3月31日,罗军在刘家楼上试图割腕自杀,被警方发现,并送医救治。

“我生生死死要同你在一起”

清明节放假,大塘新村的路上陆续走过一些中小学生,四周山青水碧,稻田里却很少见到稻禾,一些门缝里露出老人独自看电视、吃饭的身影。一家房子墙壁上写着“弃耕两年,收回承包权”。清明节前后,各村镇从早到晚响彻鞭炮、烟花的声音。但村里很多人都在外打工十几年,认识刘玲的人并不多。

大塘新村村民常年在外打工,留守儿童和老人、无人耕种的田地,是普遍现象。摄影 陈龙

那段过早开始的爱情,很难说给刘玲带来了快乐。她的快手账号中,最早一支作品是一张自拍照,发布于2019年5月14日,配文“笑是笑了,开不开心谁知道呢”,后面@了罗军的快手账号。后来的几个视频中,她自拍卖萌。

2021年3月19日那段和罗军走在大街上自拍的视频,她配了一段长长的文字:“没人知道你三四点睡不着,也不会有人明白,你在熬什么。那些回不去的,总有它回不去的道理!你知道嘛(吗),我很想成为你最重要的人,很想和你有个未来,很想打开手机就能收到你的信息,很想很想牵你的手走到最后,‘次次动摇,次次心动,次次委屈,次次伤害,次次失望,次次难过,次次教训,好像都是这样,越在意什么就越失去什么’。”

######

» 任务要求:
- A) 根据这篇关于刘玲的报道节选,回答下列问题:
(i) 罗军哪一天在什么地方试图割腕自杀?
(ii) 大塘新村一家房子的墙壁上写着什么字?
(iii) 刘玲快手账号中最早的一支作品是什么,发布于哪一天?
- B) 请给出这篇关于刘玲和罗军的报道节选的后续段落,从最后一句之后接着写。

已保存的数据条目
######

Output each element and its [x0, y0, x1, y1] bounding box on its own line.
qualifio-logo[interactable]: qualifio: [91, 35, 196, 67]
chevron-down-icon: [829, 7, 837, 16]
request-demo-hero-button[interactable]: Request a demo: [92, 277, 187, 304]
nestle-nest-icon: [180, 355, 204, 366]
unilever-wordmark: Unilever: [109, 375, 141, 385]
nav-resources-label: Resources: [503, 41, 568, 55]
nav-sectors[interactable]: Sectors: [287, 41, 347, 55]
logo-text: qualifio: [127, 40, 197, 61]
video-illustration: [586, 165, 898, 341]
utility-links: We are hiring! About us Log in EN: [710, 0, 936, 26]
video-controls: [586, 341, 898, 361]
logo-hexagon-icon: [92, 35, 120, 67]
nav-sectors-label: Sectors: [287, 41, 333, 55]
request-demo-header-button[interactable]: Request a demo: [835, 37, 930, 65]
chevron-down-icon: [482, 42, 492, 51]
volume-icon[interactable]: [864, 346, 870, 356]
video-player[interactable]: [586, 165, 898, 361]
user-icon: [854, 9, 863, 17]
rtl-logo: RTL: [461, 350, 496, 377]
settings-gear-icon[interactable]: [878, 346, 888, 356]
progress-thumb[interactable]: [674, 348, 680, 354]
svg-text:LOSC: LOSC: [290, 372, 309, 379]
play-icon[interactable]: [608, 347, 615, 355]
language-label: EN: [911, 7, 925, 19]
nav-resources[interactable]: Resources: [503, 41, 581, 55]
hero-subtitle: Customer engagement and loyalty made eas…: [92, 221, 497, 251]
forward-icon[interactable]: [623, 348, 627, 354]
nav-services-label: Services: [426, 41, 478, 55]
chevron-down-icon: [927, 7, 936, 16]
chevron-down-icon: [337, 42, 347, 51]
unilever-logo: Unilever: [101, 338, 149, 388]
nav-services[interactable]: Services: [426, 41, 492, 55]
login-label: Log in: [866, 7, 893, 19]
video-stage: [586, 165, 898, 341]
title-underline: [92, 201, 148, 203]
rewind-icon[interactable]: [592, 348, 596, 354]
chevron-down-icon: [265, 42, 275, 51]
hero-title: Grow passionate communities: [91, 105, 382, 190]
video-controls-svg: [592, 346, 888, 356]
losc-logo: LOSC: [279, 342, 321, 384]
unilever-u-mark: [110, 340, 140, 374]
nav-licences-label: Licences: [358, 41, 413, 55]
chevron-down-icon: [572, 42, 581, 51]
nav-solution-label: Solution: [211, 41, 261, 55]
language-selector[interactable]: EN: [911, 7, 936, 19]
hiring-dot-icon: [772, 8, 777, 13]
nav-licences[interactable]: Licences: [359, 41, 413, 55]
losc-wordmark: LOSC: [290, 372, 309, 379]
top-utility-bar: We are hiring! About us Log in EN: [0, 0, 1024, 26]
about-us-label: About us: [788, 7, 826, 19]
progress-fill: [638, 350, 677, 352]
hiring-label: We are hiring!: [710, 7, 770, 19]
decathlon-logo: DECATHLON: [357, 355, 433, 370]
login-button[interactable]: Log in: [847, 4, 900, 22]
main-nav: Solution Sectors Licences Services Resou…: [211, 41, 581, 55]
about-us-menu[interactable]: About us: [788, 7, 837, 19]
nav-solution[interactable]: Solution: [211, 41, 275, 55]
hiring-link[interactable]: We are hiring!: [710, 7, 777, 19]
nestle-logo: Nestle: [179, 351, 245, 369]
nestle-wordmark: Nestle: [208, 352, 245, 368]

######

» 书面回答:
- A)
(i) 3月31日,在刘家楼上。
(ii) “弃耕两年,收回承包权”。
(iii) 一张自拍照,发布于2019年5月14日。

- B)
最后那一串“次次”引用自网络流行的状态签名,带着青春期“明媚的忧伤”气息。奇怪的是,案发前一天,3月29日,刘玲发了一张夜晚大街上伸出一只手臂的照片,配文与罗军的QQ签名一样:“时间到”。

评论中,有人同情,“可惜了”,“大把的青春年华还没开始就结束了”。还有人问,“什么是时间到?”有人回答“看不懂”,也有人回答“觉得快要被伤害了吧”、“是不是意味着危险快来了”,或“心里知道点什么的”,“她自己心里应该清楚之后会发生的事情”。

至于女儿的遭遇是否与“留守儿童”缺少父母的爱有关?刘冰的回答是,“没办法”。

刘家的三层小楼掩映在树林中,墙体贴着浅绿色碎瓷砖。有村民说,刘冰夫妻俩在惠州每月合计有2万的收入。但实际上,今年39岁的刘冰承受了许多压力。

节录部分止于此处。